--- start Provided entries ---

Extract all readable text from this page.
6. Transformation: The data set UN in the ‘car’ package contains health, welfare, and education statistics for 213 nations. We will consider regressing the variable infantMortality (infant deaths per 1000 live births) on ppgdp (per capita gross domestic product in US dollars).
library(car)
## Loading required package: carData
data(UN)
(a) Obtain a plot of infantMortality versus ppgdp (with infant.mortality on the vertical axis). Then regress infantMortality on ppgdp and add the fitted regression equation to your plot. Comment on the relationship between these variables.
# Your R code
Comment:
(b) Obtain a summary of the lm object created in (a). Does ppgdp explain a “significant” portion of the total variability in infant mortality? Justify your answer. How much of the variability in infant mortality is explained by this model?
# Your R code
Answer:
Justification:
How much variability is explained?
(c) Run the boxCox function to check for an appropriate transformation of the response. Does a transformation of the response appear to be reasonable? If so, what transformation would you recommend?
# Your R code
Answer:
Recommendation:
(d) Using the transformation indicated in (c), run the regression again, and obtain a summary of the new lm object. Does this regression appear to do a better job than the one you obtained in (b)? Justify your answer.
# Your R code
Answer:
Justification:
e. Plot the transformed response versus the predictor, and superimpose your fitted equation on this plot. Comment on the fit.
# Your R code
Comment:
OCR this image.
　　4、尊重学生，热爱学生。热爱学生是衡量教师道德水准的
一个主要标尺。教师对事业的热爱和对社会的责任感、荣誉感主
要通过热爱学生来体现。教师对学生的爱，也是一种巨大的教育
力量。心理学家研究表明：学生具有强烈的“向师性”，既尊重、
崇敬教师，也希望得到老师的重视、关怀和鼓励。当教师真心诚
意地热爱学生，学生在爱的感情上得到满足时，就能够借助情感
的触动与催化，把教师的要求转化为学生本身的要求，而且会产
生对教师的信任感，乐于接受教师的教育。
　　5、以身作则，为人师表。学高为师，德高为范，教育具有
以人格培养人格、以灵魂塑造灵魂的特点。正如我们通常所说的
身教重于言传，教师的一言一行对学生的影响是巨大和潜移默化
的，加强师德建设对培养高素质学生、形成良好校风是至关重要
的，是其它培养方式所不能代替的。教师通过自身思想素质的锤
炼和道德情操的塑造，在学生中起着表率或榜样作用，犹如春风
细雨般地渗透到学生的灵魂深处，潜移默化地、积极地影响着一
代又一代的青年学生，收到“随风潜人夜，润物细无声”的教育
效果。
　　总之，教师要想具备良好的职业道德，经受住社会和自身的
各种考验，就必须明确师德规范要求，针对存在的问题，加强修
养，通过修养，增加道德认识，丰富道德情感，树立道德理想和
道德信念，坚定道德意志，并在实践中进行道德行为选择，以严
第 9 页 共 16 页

--- end Provided entries ---

**Goal of the exercise:** Work out how many lines above contain the word "Comment". Give only the number.

**Solution to this problem:** 4